Records from a data source
————————
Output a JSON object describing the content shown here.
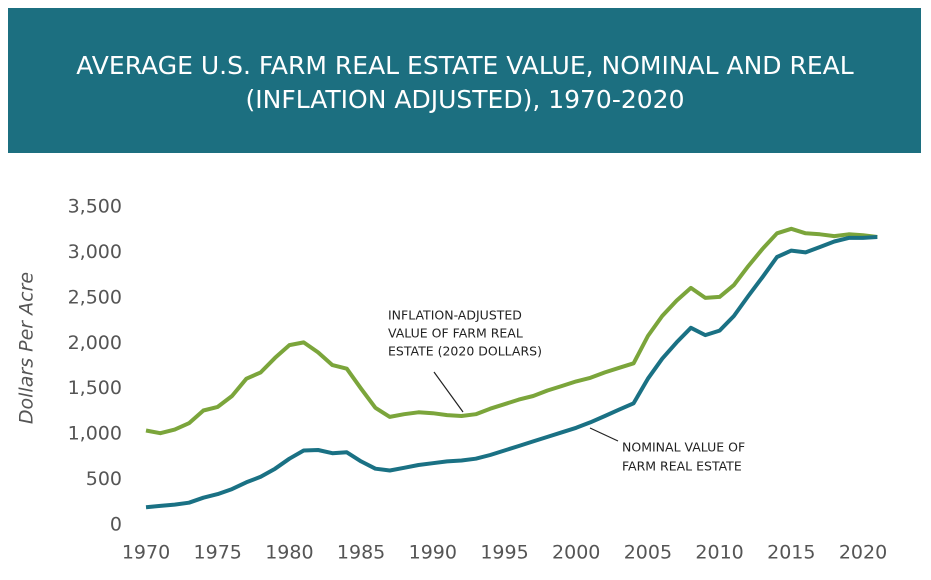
{
  "chart_data": {
    "type": "line",
    "title": [
      "AVERAGE U.S. FARM REAL ESTATE VALUE, NOMINAL AND REAL",
      "(INFLATION ADJUSTED), 1970-2020"
    ],
    "ylabel": "Dollars Per Acre",
    "x": [
      1970,
      1971,
      1972,
      1973,
      1974,
      1975,
      1976,
      1977,
      1978,
      1979,
      1980,
      1981,
      1982,
      1983,
      1984,
      1985,
      1986,
      1987,
      1988,
      1989,
      1990,
      1991,
      1992,
      1993,
      1994,
      1995,
      1996,
      1997,
      1998,
      1999,
      2000,
      2001,
      2002,
      2003,
      2004,
      2005,
      2006,
      2007,
      2008,
      2009,
      2010,
      2011,
      2012,
      2013,
      2014,
      2015,
      2016,
      2017,
      2018,
      2019,
      2020,
      2021
    ],
    "series": [
      {
        "name": "INFLATION-ADJUSTED VALUE OF FARM REAL ESTATE (2020 DOLLARS)",
        "color": "#7ba53b",
        "values": [
          1040,
          1010,
          1050,
          1120,
          1260,
          1300,
          1420,
          1610,
          1680,
          1840,
          1980,
          2010,
          1900,
          1760,
          1720,
          1500,
          1290,
          1190,
          1220,
          1240,
          1230,
          1210,
          1200,
          1220,
          1280,
          1330,
          1380,
          1420,
          1480,
          1530,
          1580,
          1620,
          1680,
          1730,
          1780,
          2080,
          2300,
          2470,
          2610,
          2500,
          2510,
          2640,
          2850,
          3040,
          3210,
          3260,
          3210,
          3200,
          3180,
          3200,
          3190,
          3170
        ]
      },
      {
        "name": "NOMINAL VALUE OF FARM REAL ESTATE",
        "color": "#1a7184",
        "values": [
          196,
          210,
          225,
          245,
          300,
          340,
          395,
          470,
          530,
          620,
          730,
          820,
          825,
          790,
          800,
          700,
          620,
          600,
          630,
          660,
          680,
          700,
          710,
          730,
          770,
          820,
          870,
          920,
          970,
          1020,
          1070,
          1130,
          1200,
          1270,
          1340,
          1610,
          1830,
          2010,
          2170,
          2090,
          2140,
          2300,
          2520,
          2730,
          2950,
          3020,
          3000,
          3060,
          3120,
          3160,
          3160,
          3170
        ]
      }
    ],
    "annotations": [
      {
        "lines": [
          "INFLATION-ADJUSTED",
          "VALUE OF FARM REAL",
          "ESTATE (2020 DOLLARS)"
        ]
      },
      {
        "lines": [
          "NOMINAL VALUE OF",
          "FARM REAL ESTATE"
        ]
      }
    ],
    "xlim": [
      1970,
      2020
    ],
    "xticks": [
      1970,
      1975,
      1980,
      1985,
      1990,
      1995,
      2000,
      2005,
      2010,
      2015,
      2020
    ],
    "ylim": [
      0,
      3500
    ],
    "yticks": [
      0,
      {
        "value": 500,
        "label": "500"
      },
      {
        "value": 1000,
        "label": "1,000"
      },
      {
        "value": 1500,
        "label": "1,500"
      },
      {
        "value": 2000,
        "label": "2,000"
      },
      {
        "value": 2500,
        "label": "2,500"
      },
      {
        "value": 3000,
        "label": "3,000"
      },
      {
        "value": 3500,
        "label": "3,500"
      }
    ],
    "grid": false
  }
}
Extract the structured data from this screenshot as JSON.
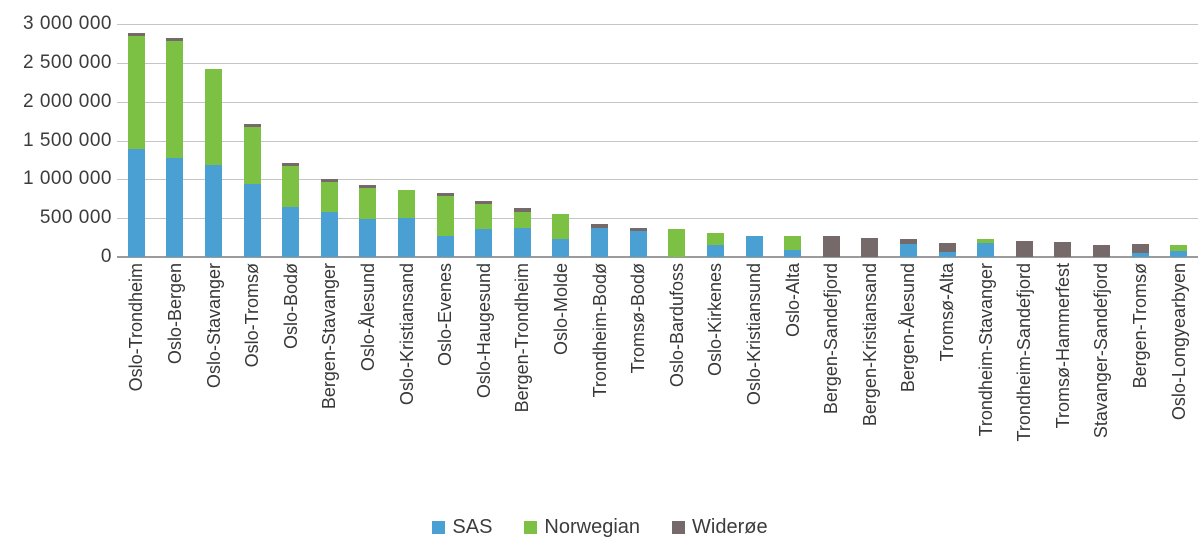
————————
• _Aim of the exercise_
Pictures in the records must not appear in the copy; transcribe everything else precisely.

• _Task answer_
Output a JSON object describing the content shown here.
{
  "chart_data": {
    "type": "line",
    "title": [
      "AVERAGE U.S. FARM REAL ESTATE VALUE, NOMINAL AND REAL",
      "(INFLATION ADJUSTED), 1970-2020"
    ],
    "ylabel": "Dollars Per Acre",
    "x": [
      1970,
      1971,
      1972,
      1973,
      1974,
      1975,
      1976,
      1977,
      1978,
      1979,
      1980,
      1981,
      1982,
      1983,
      1984,
      1985,
      1986,
      1987,
      1988,
      1989,
      1990,
      1991,
      1992,
      1993,
      1994,
      1995,
      1996,
      1997,
      1998,
      1999,
      2000,
      2001,
      2002,
      2003,
      2004,
      2005,
      2006,
      2007,
      2008,
      2009,
      2010,
      2011,
      2012,
      2013,
      2014,
      2015,
      2016,
      2017,
      2018,
      2019,
      2020,
      2021
    ],
    "series": [
      {
        "name": "INFLATION-ADJUSTED VALUE OF FARM REAL ESTATE (2020 DOLLARS)",
        "color": "#7ba53b",
        "values": [
          1040,
          1010,
          1050,
          1120,
          1260,
          1300,
          1420,
          1610,
          1680,
          1840,
          1980,
          2010,
          1900,
          1760,
          1720,
          1500,
          1290,
          1190,
          1220,
          1240,
          1230,
          1210,
          1200,
          1220,
          1280,
          1330,
          1380,
          1420,
          1480,
          1530,
          1580,
          1620,
          1680,
          1730,
          1780,
          2080,
          2300,
          2470,
          2610,
          2500,
          2510,
          2640,
          2850,
          3040,
          3210,
          3260,
          3210,
          3200,
          3180,
          3200,
          3190,
          3170
        ]
      },
      {
        "name": "NOMINAL VALUE OF FARM REAL ESTATE",
        "color": "#1a7184",
        "values": [
          196,
          210,
          225,
          245,
          300,
          340,
          395,
          470,
          530,
          620,
          730,
          820,
          825,
          790,
          800,
          700,
          620,
          600,
          630,
          660,
          680,
          700,
          710,
          730,
          770,
          820,
          870,
          920,
          970,
          1020,
          1070,
          1130,
          1200,
          1270,
          1340,
          1610,
          1830,
          2010,
          2170,
          2090,
          2140,
          2300,
          2520,
          2730,
          2950,
          3020,
          3000,
          3060,
          3120,
          3160,
          3160,
          3170
        ]
      }
    ],
    "annotations": [
      {
        "lines": [
          "INFLATION-ADJUSTED",
          "VALUE OF FARM REAL",
          "ESTATE (2020 DOLLARS)"
        ]
      },
      {
        "lines": [
          "NOMINAL VALUE OF",
          "FARM REAL ESTATE"
        ]
      }
    ],
    "xlim": [
      1970,
      2020
    ],
    "xticks": [
      1970,
      1975,
      1980,
      1985,
      1990,
      1995,
      2000,
      2005,
      2010,
      2015,
      2020
    ],
    "ylim": [
      0,
      3500
    ],
    "yticks": [
      0,
      {
        "value": 500,
        "label": "500"
      },
      {
        "value": 1000,
        "label": "1,000"
      },
      {
        "value": 1500,
        "label": "1,500"
      },
      {
        "value": 2000,
        "label": "2,000"
      },
      {
        "value": 2500,
        "label": "2,500"
      },
      {
        "value": 3000,
        "label": "3,000"
      },
      {
        "value": 3500,
        "label": "3,500"
      }
    ],
    "grid": false
  }
}
Extract the structured data from this screenshot as JSON.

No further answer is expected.